#### [REQUIREMENTS]
Show all lines from the listing below that contain "signal".

Stored items
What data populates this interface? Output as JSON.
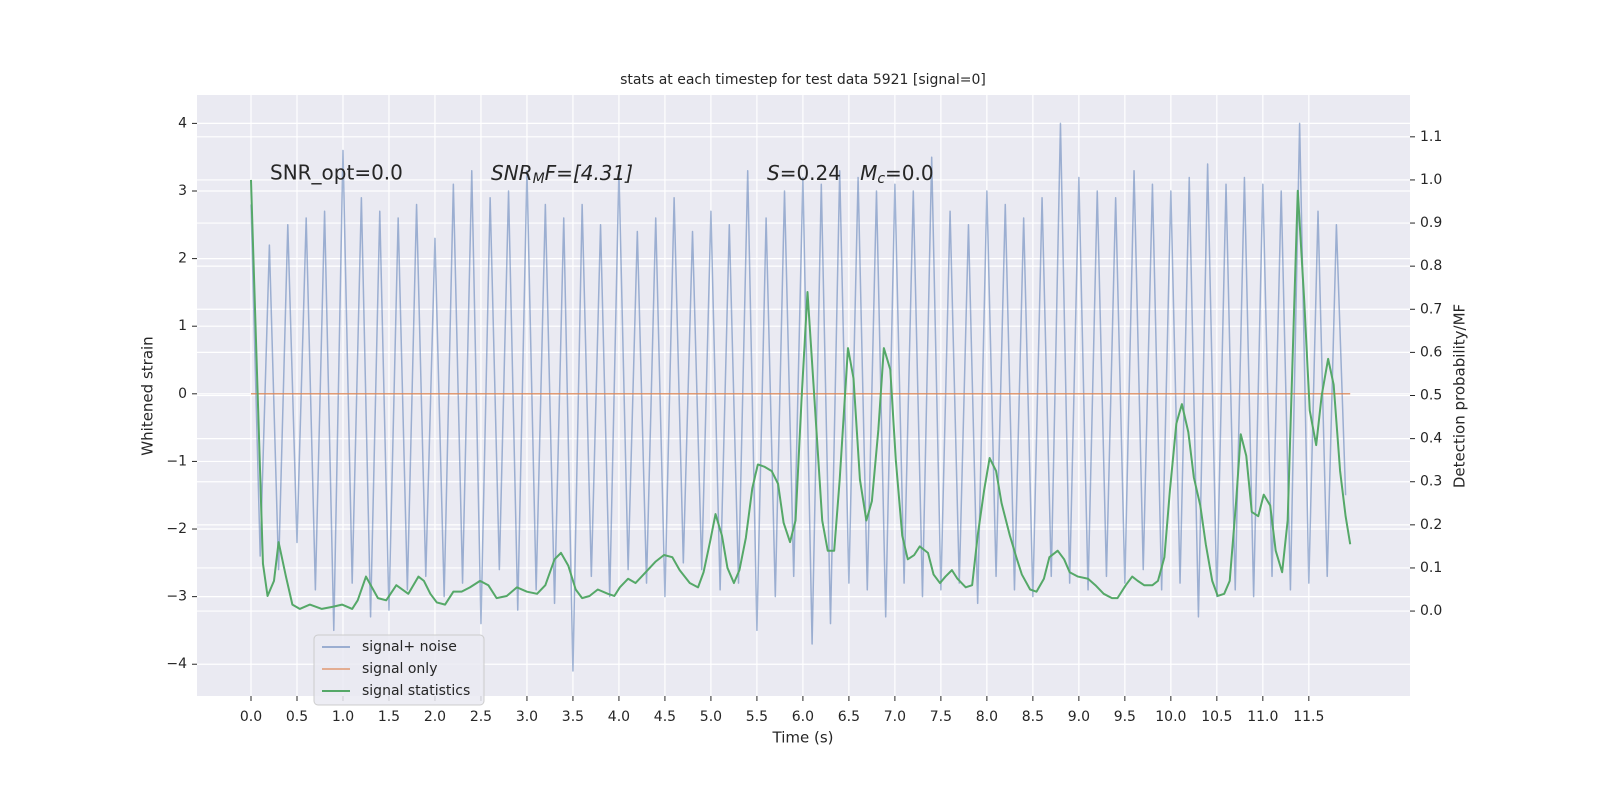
{
  "chart_data": {
    "type": "line",
    "title": "stats at each timestep for test data 5921 [signal=0]",
    "xlabel": "Time (s)",
    "ylabel": "Whitened strain",
    "y2label": "Detection probability/MF",
    "annotations": [
      [
        "SNR_opt=0.0"
      ],
      [
        "SNR",
        "M",
        "F=[4.31]"
      ],
      [
        "S",
        "=0.24   ",
        "M",
        "c",
        "=0.0"
      ]
    ],
    "legend": "lower left",
    "grid": true,
    "xlim": [
      -0.587,
      12.6
    ],
    "ylim": [
      -4.47,
      4.42
    ],
    "y2lim": [
      -0.197,
      1.197
    ],
    "xticks": [
      {
        "value": 0,
        "label": "0.0"
      },
      0.5,
      {
        "value": 1,
        "label": "1.0"
      },
      1.5,
      {
        "value": 2,
        "label": "2.0"
      },
      2.5,
      {
        "value": 3,
        "label": "3.0"
      },
      3.5,
      {
        "value": 4,
        "label": "4.0"
      },
      4.5,
      {
        "value": 5,
        "label": "5.0"
      },
      5.5,
      {
        "value": 6,
        "label": "6.0"
      },
      6.5,
      {
        "value": 7,
        "label": "7.0"
      },
      7.5,
      {
        "value": 8,
        "label": "8.0"
      },
      8.5,
      {
        "value": 9,
        "label": "9.0"
      },
      9.5,
      {
        "value": 10,
        "label": "10.0"
      },
      10.5,
      {
        "value": 11,
        "label": "11.0"
      },
      11.5
    ],
    "yticks": [
      {
        "value": -4,
        "label": "−4"
      },
      {
        "value": -3,
        "label": "−3"
      },
      {
        "value": -2,
        "label": "−2"
      },
      {
        "value": -1,
        "label": "−1"
      },
      0,
      1,
      2,
      3,
      4
    ],
    "y2ticks": [
      {
        "value": 0,
        "label": "0.0"
      },
      0.1,
      0.2,
      0.3,
      0.4,
      0.5,
      0.6,
      0.7,
      0.8,
      0.9,
      {
        "value": 1,
        "label": "1.0"
      },
      1.1
    ],
    "series": [
      {
        "name": "signal+ noise",
        "color": "#4c72b0",
        "x": [
          0.0,
          0.1,
          0.2,
          0.3,
          0.4,
          0.5,
          0.6,
          0.7,
          0.8,
          0.9,
          1.0,
          1.1,
          1.2,
          1.3,
          1.4,
          1.5,
          1.6,
          1.7,
          1.8,
          1.9,
          2.0,
          2.1,
          2.2,
          2.3,
          2.4,
          2.5,
          2.6,
          2.7,
          2.8,
          2.9,
          3.0,
          3.1,
          3.2,
          3.3,
          3.4,
          3.5,
          3.6,
          3.7,
          3.8,
          3.9,
          4.0,
          4.1,
          4.2,
          4.3,
          4.4,
          4.5,
          4.6,
          4.7,
          4.8,
          4.9,
          5.0,
          5.1,
          5.2,
          5.3,
          5.4,
          5.5,
          5.6,
          5.7,
          5.8,
          5.9,
          6.0,
          6.1,
          6.2,
          6.3,
          6.4,
          6.5,
          6.6,
          6.7,
          6.8,
          6.9,
          7.0,
          7.1,
          7.2,
          7.3,
          7.4,
          7.5,
          7.6,
          7.7,
          7.8,
          7.9,
          8.0,
          8.1,
          8.2,
          8.3,
          8.4,
          8.5,
          8.6,
          8.7,
          8.8,
          8.9,
          9.0,
          9.1,
          9.2,
          9.3,
          9.4,
          9.5,
          9.6,
          9.7,
          9.8,
          9.9,
          10.0,
          10.1,
          10.2,
          10.3,
          10.4,
          10.5,
          10.6,
          10.7,
          10.8,
          10.9,
          11.0,
          11.1,
          11.2,
          11.3,
          11.4,
          11.5,
          11.6,
          11.7,
          11.8,
          11.9
        ],
        "values": [
          2.8,
          -2.4,
          2.2,
          -2.6,
          2.5,
          -2.2,
          2.6,
          -2.9,
          2.7,
          -3.5,
          3.6,
          -2.8,
          2.9,
          -3.3,
          2.7,
          -3.2,
          2.6,
          -2.9,
          2.8,
          -2.7,
          2.3,
          -3.0,
          3.1,
          -2.8,
          3.3,
          -3.4,
          2.9,
          -2.6,
          3.0,
          -3.2,
          3.3,
          -2.9,
          2.8,
          -3.1,
          2.6,
          -4.1,
          2.8,
          -2.7,
          2.5,
          -3.0,
          3.3,
          -2.6,
          2.4,
          -2.8,
          2.6,
          -3.0,
          2.9,
          -2.5,
          2.4,
          -2.6,
          2.7,
          -2.9,
          2.5,
          -2.8,
          3.3,
          -3.5,
          2.6,
          -3.0,
          3.0,
          -2.7,
          3.2,
          -3.7,
          3.1,
          -3.4,
          3.3,
          -2.8,
          3.2,
          -2.9,
          3.0,
          -3.3,
          3.1,
          -2.8,
          3.0,
          -3.0,
          3.5,
          -2.9,
          2.7,
          -2.8,
          2.5,
          -3.1,
          3.0,
          -2.7,
          2.8,
          -2.9,
          2.6,
          -3.0,
          2.9,
          -2.7,
          4.0,
          -2.8,
          3.2,
          -2.9,
          3.0,
          -2.7,
          2.9,
          -2.8,
          3.3,
          -2.6,
          3.1,
          -2.9,
          3.0,
          -2.8,
          3.2,
          -3.3,
          3.4,
          -3.0,
          3.1,
          -2.9,
          3.2,
          -3.0,
          3.1,
          -2.7,
          3.0,
          -2.9,
          4.0,
          -2.8,
          2.7,
          -2.7,
          2.5,
          -1.5
        ]
      },
      {
        "name": "signal only",
        "color": "#dd8452",
        "x": [
          0.0,
          11.95
        ],
        "values": [
          0,
          0
        ]
      },
      {
        "name": "signal statistics",
        "color": "#55a868",
        "axis": "y2",
        "x": [
          0,
          0.13,
          0.18,
          0.25,
          0.3,
          0.38,
          0.45,
          0.53,
          0.64,
          0.77,
          0.89,
          0.99,
          1.1,
          1.16,
          1.25,
          1.38,
          1.47,
          1.58,
          1.71,
          1.82,
          1.88,
          1.95,
          2.02,
          2.11,
          2.2,
          2.29,
          2.38,
          2.49,
          2.58,
          2.67,
          2.78,
          2.89,
          3.0,
          3.11,
          3.2,
          3.3,
          3.37,
          3.45,
          3.53,
          3.6,
          3.68,
          3.77,
          3.88,
          3.95,
          4.01,
          4.1,
          4.18,
          4.29,
          4.4,
          4.49,
          4.58,
          4.66,
          4.77,
          4.86,
          4.92,
          4.99,
          5.05,
          5.12,
          5.18,
          5.25,
          5.31,
          5.38,
          5.45,
          5.51,
          5.58,
          5.66,
          5.73,
          5.79,
          5.86,
          5.92,
          5.99,
          6.05,
          6.12,
          6.21,
          6.27,
          6.34,
          6.4,
          6.49,
          6.55,
          6.62,
          6.69,
          6.75,
          6.82,
          6.88,
          6.95,
          7.01,
          7.08,
          7.14,
          7.21,
          7.27,
          7.36,
          7.42,
          7.49,
          7.55,
          7.62,
          7.68,
          7.77,
          7.84,
          7.9,
          7.97,
          8.03,
          8.1,
          8.16,
          8.25,
          8.32,
          8.38,
          8.47,
          8.54,
          8.62,
          8.68,
          8.77,
          8.84,
          8.9,
          8.99,
          9.1,
          9.18,
          9.27,
          9.36,
          9.42,
          9.51,
          9.58,
          9.64,
          9.71,
          9.8,
          9.86,
          9.93,
          9.99,
          10.06,
          10.12,
          10.19,
          10.25,
          10.32,
          10.38,
          10.45,
          10.51,
          10.58,
          10.64,
          10.71,
          10.76,
          10.82,
          10.88,
          10.95,
          11.01,
          11.08,
          11.14,
          11.21,
          11.27,
          11.34,
          11.38,
          11.45,
          11.51,
          11.58,
          11.64,
          11.71,
          11.77,
          11.84,
          11.9,
          11.95
        ],
        "values": [
          1.0,
          0.11,
          0.035,
          0.07,
          0.16,
          0.08,
          0.015,
          0.005,
          0.015,
          0.005,
          0.01,
          0.015,
          0.005,
          0.025,
          0.08,
          0.03,
          0.025,
          0.06,
          0.04,
          0.08,
          0.07,
          0.04,
          0.02,
          0.015,
          0.045,
          0.045,
          0.055,
          0.07,
          0.06,
          0.03,
          0.035,
          0.055,
          0.045,
          0.04,
          0.06,
          0.12,
          0.135,
          0.105,
          0.05,
          0.03,
          0.035,
          0.05,
          0.04,
          0.035,
          0.055,
          0.075,
          0.065,
          0.09,
          0.115,
          0.13,
          0.125,
          0.095,
          0.065,
          0.055,
          0.09,
          0.16,
          0.225,
          0.175,
          0.1,
          0.065,
          0.095,
          0.17,
          0.285,
          0.34,
          0.335,
          0.325,
          0.295,
          0.205,
          0.16,
          0.21,
          0.51,
          0.74,
          0.51,
          0.21,
          0.14,
          0.14,
          0.305,
          0.61,
          0.54,
          0.305,
          0.21,
          0.255,
          0.42,
          0.61,
          0.56,
          0.35,
          0.175,
          0.12,
          0.13,
          0.15,
          0.135,
          0.085,
          0.065,
          0.08,
          0.095,
          0.075,
          0.055,
          0.06,
          0.175,
          0.28,
          0.355,
          0.325,
          0.25,
          0.175,
          0.125,
          0.085,
          0.05,
          0.045,
          0.075,
          0.125,
          0.14,
          0.12,
          0.09,
          0.08,
          0.075,
          0.06,
          0.04,
          0.03,
          0.03,
          0.06,
          0.08,
          0.07,
          0.06,
          0.06,
          0.07,
          0.125,
          0.28,
          0.435,
          0.48,
          0.415,
          0.31,
          0.245,
          0.155,
          0.07,
          0.035,
          0.04,
          0.07,
          0.255,
          0.41,
          0.36,
          0.23,
          0.22,
          0.27,
          0.245,
          0.14,
          0.09,
          0.21,
          0.7,
          0.975,
          0.72,
          0.465,
          0.385,
          0.5,
          0.585,
          0.525,
          0.325,
          0.22,
          0.155
        ]
      }
    ]
  }
}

#### [SOLUTION]
    "title": "stats at each timestep for test data 5921 [signal=0]",
        "name": "signal+ noise",
        "name": "signal only",
        "name": "signal statistics",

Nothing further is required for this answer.